Exercice court –
Recopiez fidèlement le passage de la critique consacrée au 13e Guerrier, ci-dessous, en commençant à « MAD MOVIES / » et en terminant à « un bref aperçu... ».

Extrait du texte –
-------

MAD MOVIES / Rafik Djoumi / Juillet 1999

 

Deux propositions pour commencer : 1) John McTiernan est le plus grand cinéaste américain en activité. 2) LE 13EME GUERRIER est son projet le plus ambitieux à ce jour. La chose est dite. On pourrait choisir de s'en tenir à cet axiome. Mais l'on sait bien que les grands films (les vrais) ne se laissent jamais apprivoiser ni par des formules ni par une quelconque catégorisation. Ils invitent au débat, à l'exploration de leurs composantes, se rappellent à l'esprit en toute circonstance et ne lui permettent jamais d'aboutir à des conclusions. Il faudrait des kilomètres de texte pour espérer seulement dompter un film de la nature du 13EME GUERRIER. En voici un bref aperçu...

On a souvent été tenté de voir dans l'Heroic Fantasy un genre éminemment cinématographique, défini par un jeu subtil de mouvements, de formes et de lumières. La littérature, la bande dessinée, la peinture, les jeux de rôles et même la musique rattachée à ce genre, se sont toujours nourris d'équivalences cinématographiques pour parvenir à leurs fins. Et pourtant, l'ironie du destin aura fait du cinéma le parent pauvre de l'Heroic Fantasy. Derrière quelques rares projets à l'ambition jamais satisfaite, se dissimulent en effet une quantité impressionnante de navets totalement achevés. L'amateur en est pour ses frais, réduit à grappiller des secondes de métrage, un magnifique dragon par-ci, un beau mouvement d'épée par-là, et fantasmer le film qui lierait le tout. Et quand le cinéma réussit à combler ces attentes, il le fait au travers de films certes "Heroic", mais dénués des éléments irrationnels de la "Fantasy". On pense bien évidemment aux VIKINGS de Richard Fleischer et à LA CHAIR ET LE SANG de Paul Verhoeven. Ces deux monuments épiques prouvent indirectement que le cinéma est bel et bien le médium idéal du genre qui nous intéresse. Il ne faut pas chercher plus loin l'explication de l'attente fébrile qui s'est créée autour du 13EME GUERRIER de McTiernan ou du SEIGNEUR DES ANNEAUX de Peter Jackson. Ces deux modèles d'intégrité artistique se sont, pratiquement au même moment, décidés à défricher les terres maudites où reposent les esprits de Robert Howard et Tolkien.

-------

(Enregistrements d'annotation de mise en page)
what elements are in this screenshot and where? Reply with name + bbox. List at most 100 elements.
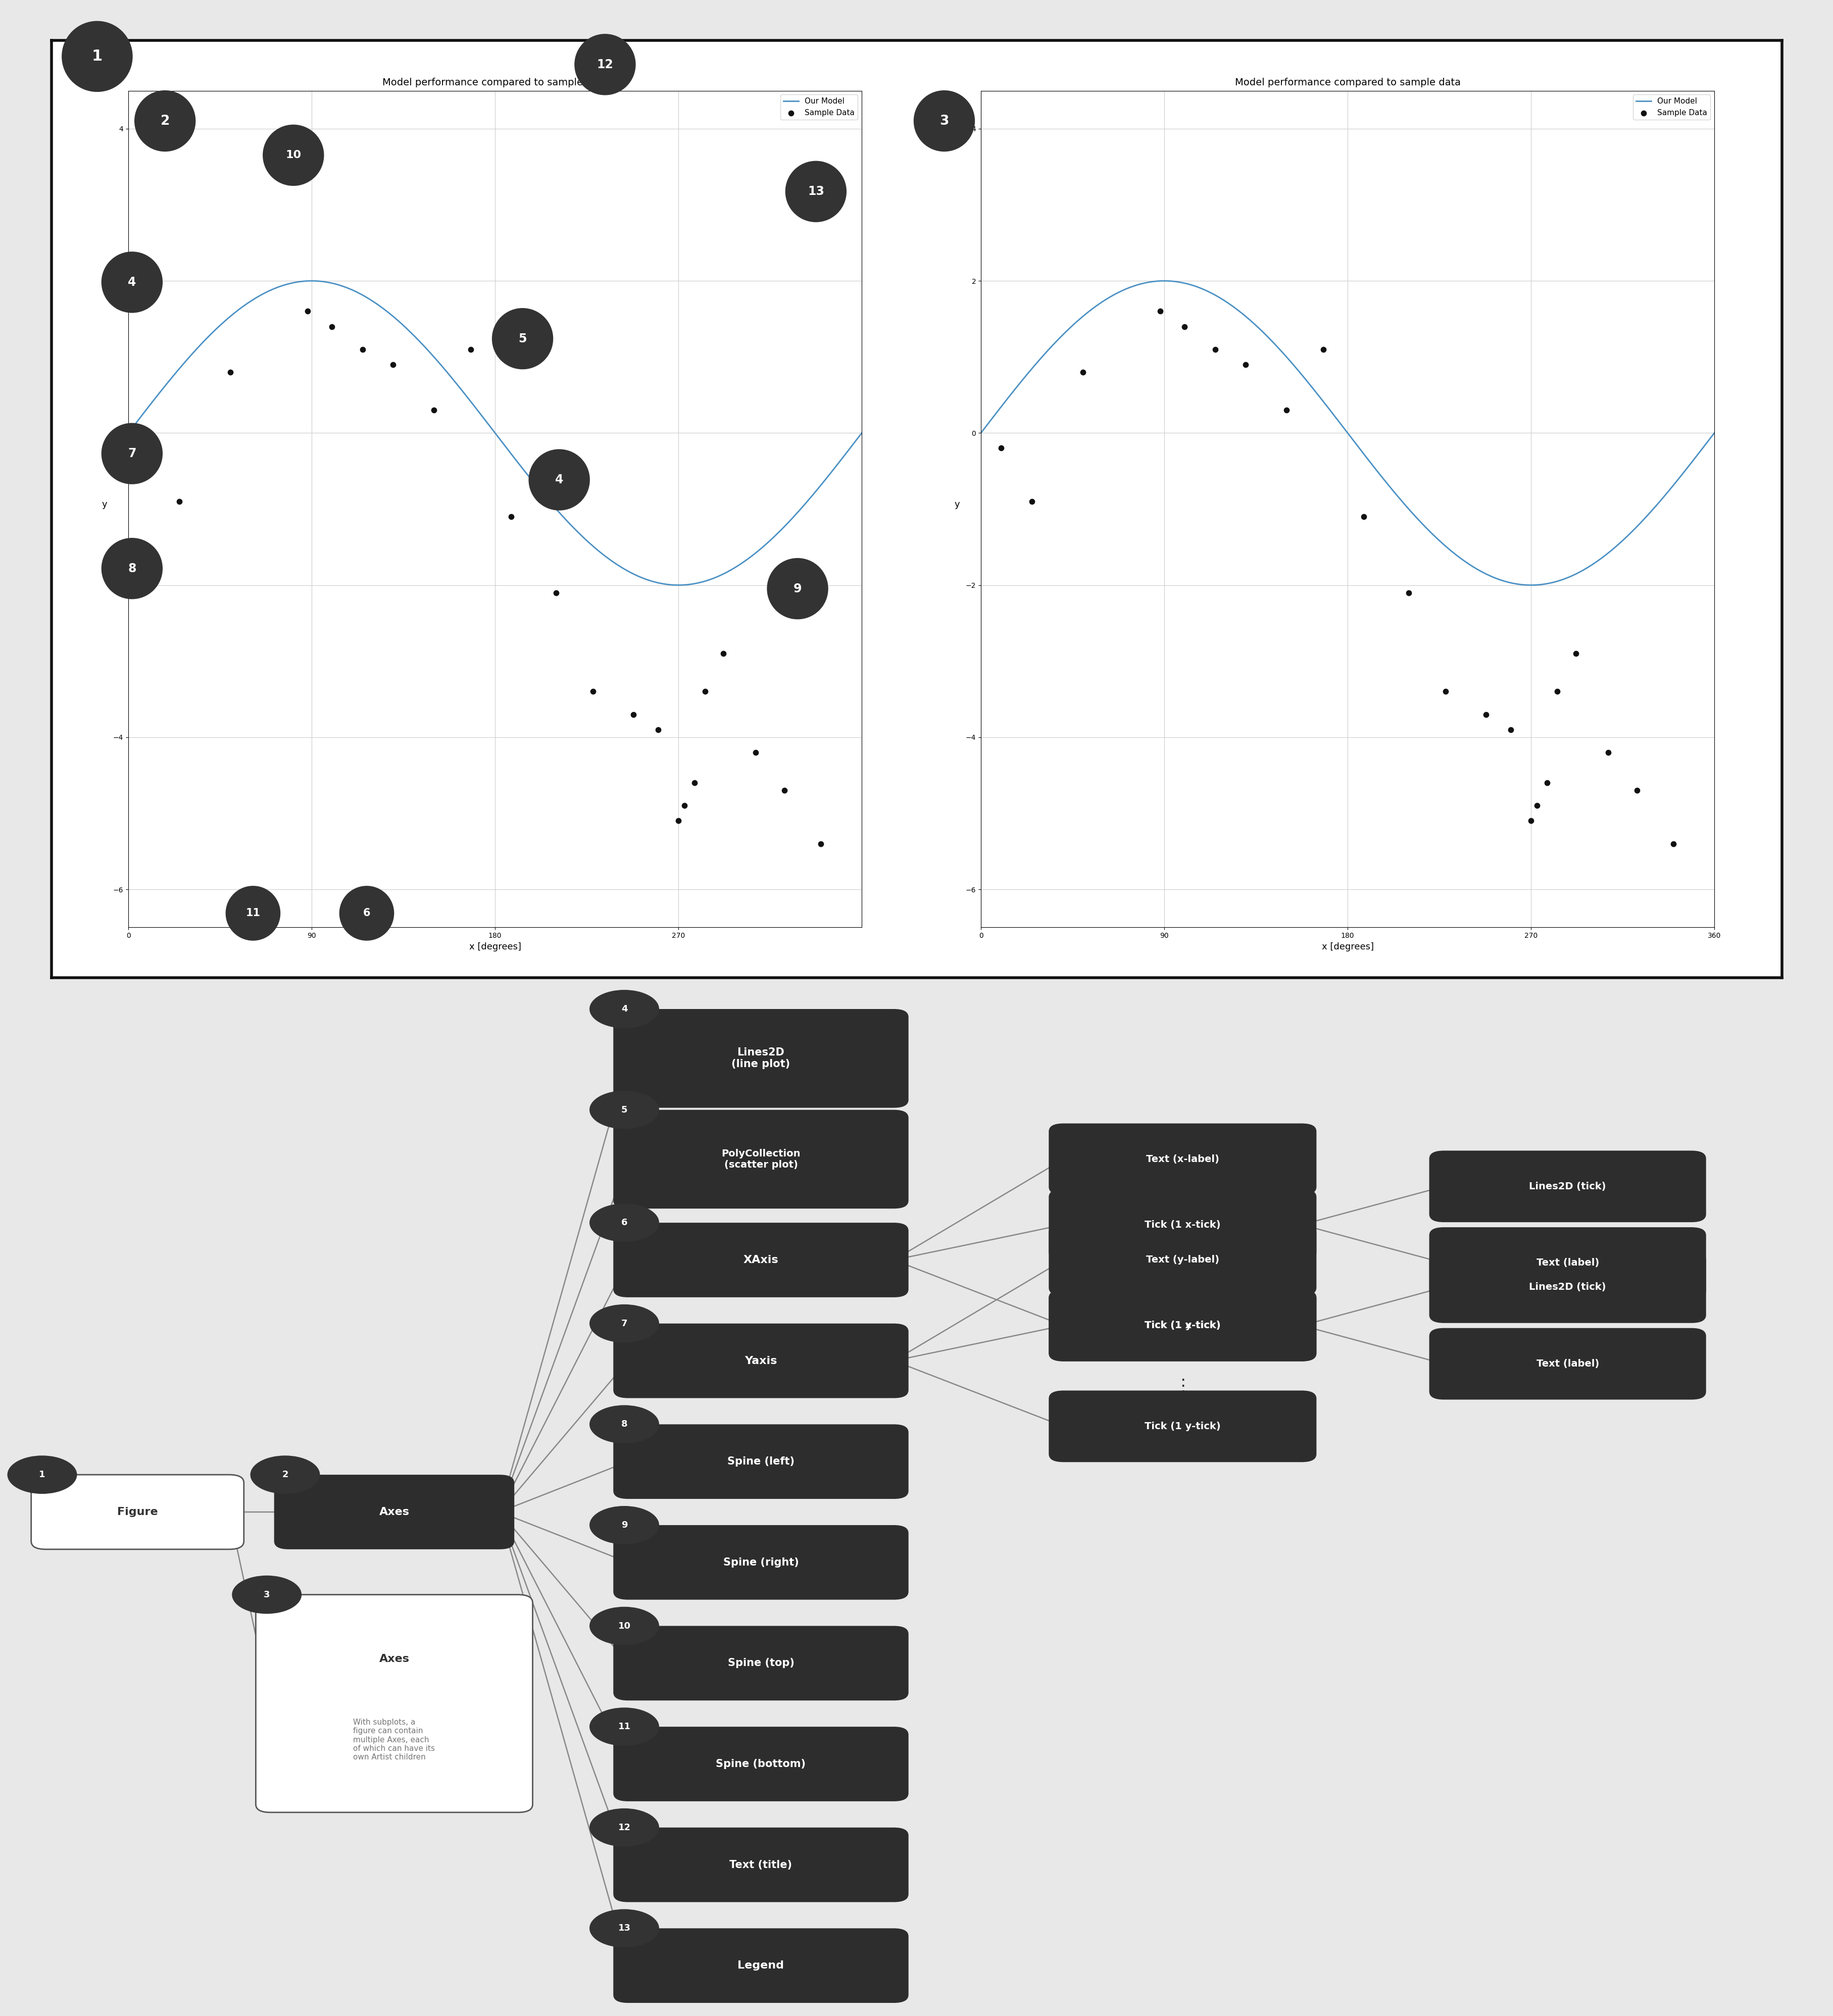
FancyBboxPatch shape	[255, 1595, 532, 1812]
Sample Data	[577, 675, 607, 708]
Sample Data	[689, 675, 719, 708]
Our Model	[1688, 439, 1710, 464]
Our Model	[1367, 462, 1389, 486]
Text: Lines2D (tick): Lines2D (tick)	[1529, 1282, 1606, 1292]
Sample Data	[1542, 675, 1571, 708]
Sample Data	[1017, 486, 1047, 518]
FancyBboxPatch shape	[612, 1111, 907, 1210]
Circle shape	[339, 885, 394, 941]
Text: 3: 3	[938, 115, 949, 127]
Text: 11: 11	[618, 1722, 631, 1732]
Y-axis label: y: y	[103, 500, 108, 508]
Legend: Our Model, Sample Data: Our Model, Sample Data	[781, 95, 858, 119]
FancyBboxPatch shape	[1048, 1123, 1316, 1195]
Sample Data	[293, 294, 323, 327]
Text: 4: 4	[555, 474, 563, 486]
Circle shape	[62, 20, 132, 93]
Text: Tick (1 y-tick): Tick (1 y-tick)	[1144, 1320, 1221, 1331]
Circle shape	[101, 252, 163, 312]
Text: Spine (bottom): Spine (bottom)	[715, 1758, 807, 1770]
FancyBboxPatch shape	[1048, 1290, 1316, 1361]
Text: 8: 8	[128, 562, 136, 575]
Our Model	[970, 421, 992, 446]
Text: 9: 9	[794, 583, 801, 595]
Our Model	[1320, 399, 1342, 423]
Sample Data	[1560, 637, 1589, 669]
Sample Data	[378, 349, 407, 381]
Sample Data	[1532, 766, 1562, 798]
Our Model	[471, 405, 493, 429]
Circle shape	[588, 990, 658, 1028]
Text: 13: 13	[618, 1923, 631, 1933]
Sample Data	[680, 766, 709, 798]
Text: XAxis: XAxis	[742, 1254, 779, 1266]
Sample Data	[643, 714, 673, 746]
FancyBboxPatch shape	[612, 1325, 907, 1399]
Circle shape	[588, 1808, 658, 1847]
Our Model	[1573, 556, 1595, 581]
Text: Spine (left): Spine (left)	[728, 1456, 794, 1468]
Text: 12: 12	[618, 1822, 631, 1833]
Text: 11: 11	[246, 907, 260, 919]
Our Model	[467, 399, 489, 423]
Our Model	[667, 573, 689, 597]
FancyBboxPatch shape	[612, 1625, 907, 1702]
X-axis label: x [degrees]: x [degrees]	[469, 941, 521, 952]
Sample Data	[317, 310, 346, 343]
Text: ⋮: ⋮	[1173, 1276, 1191, 1294]
Sample Data	[165, 486, 194, 518]
FancyBboxPatch shape	[1430, 1228, 1705, 1298]
Text: 1: 1	[38, 1470, 46, 1480]
Our Model	[1408, 508, 1430, 532]
Sample Data	[541, 577, 570, 609]
Our Model	[515, 462, 537, 486]
Sample Data	[986, 431, 1015, 464]
Our Model	[555, 508, 577, 532]
Circle shape	[101, 538, 163, 599]
Sample Data	[497, 500, 526, 532]
Text: 6: 6	[621, 1218, 627, 1228]
Text: 10: 10	[618, 1621, 631, 1631]
FancyBboxPatch shape	[612, 1524, 907, 1601]
Sample Data	[420, 393, 449, 425]
FancyBboxPatch shape	[1048, 1224, 1316, 1296]
Sample Data	[1516, 804, 1545, 837]
Text: 4: 4	[128, 276, 136, 288]
Our Model	[851, 421, 873, 446]
Sample Data	[708, 637, 737, 669]
Our Model	[1520, 573, 1542, 597]
Sample Data	[807, 827, 836, 859]
Text: 4: 4	[621, 1004, 627, 1014]
FancyBboxPatch shape	[612, 1222, 907, 1298]
Circle shape	[225, 885, 280, 941]
Sample Data	[1272, 393, 1301, 425]
Sample Data	[664, 804, 693, 837]
Text: Tick (1 x-tick): Tick (1 x-tick)	[1144, 1320, 1221, 1331]
Circle shape	[134, 91, 196, 151]
Text: 7: 7	[621, 1318, 627, 1329]
Text: Text (title): Text (title)	[730, 1859, 792, 1871]
Text: Lines2D (tick): Lines2D (tick)	[1529, 1181, 1606, 1191]
Text: 2: 2	[159, 115, 170, 127]
Text: Axes: Axes	[379, 1506, 409, 1518]
FancyBboxPatch shape	[612, 1927, 907, 2004]
Sample Data	[1230, 349, 1259, 381]
Circle shape	[785, 161, 847, 222]
Text: Text (label): Text (label)	[1536, 1258, 1598, 1268]
Text: Axes: Axes	[379, 1653, 409, 1665]
Circle shape	[588, 1304, 658, 1343]
Our Model	[1703, 421, 1725, 446]
Circle shape	[491, 308, 554, 369]
X-axis label: x [degrees]: x [degrees]	[1322, 941, 1373, 952]
Line: Our Model: Our Model	[128, 280, 862, 585]
Circle shape	[249, 1456, 321, 1494]
Sample Data	[1069, 357, 1098, 389]
FancyBboxPatch shape	[612, 1423, 907, 1500]
FancyBboxPatch shape	[1430, 1151, 1705, 1222]
Sample Data	[1349, 500, 1378, 532]
Title: Model performance compared to sample data: Model performance compared to sample dat…	[381, 77, 609, 87]
Sample Data	[1593, 736, 1622, 768]
Text: 7: 7	[128, 448, 136, 460]
Circle shape	[588, 1405, 658, 1443]
Y-axis label: y: y	[955, 500, 960, 508]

-------

Réponse à l'exercice –
MAD MOVIES / Rafik Djoumi / Juillet 1999

 

Deux propositions pour commencer : 1) John McTiernan est le plus grand cinéaste américain en activité. 2) LE 13EME GUERRIER est son projet le plus ambitieux à ce jour. La chose est dite. On pourrait choisir de s'en tenir à cet axiome. Mais l'on sait bien que les grands films (les vrais) ne se laissent jamais apprivoiser ni par des formules ni par une quelconque catégorisation. Ils invitent au débat, à l'exploration de leurs composantes, se rappellent à l'esprit en toute circonstance et ne lui permettent jamais d'aboutir à des conclusions. Il faudrait des kilomètres de texte pour espérer seulement dompter un film de la nature du 13EME GUERRIER. En voici un bref aperçu...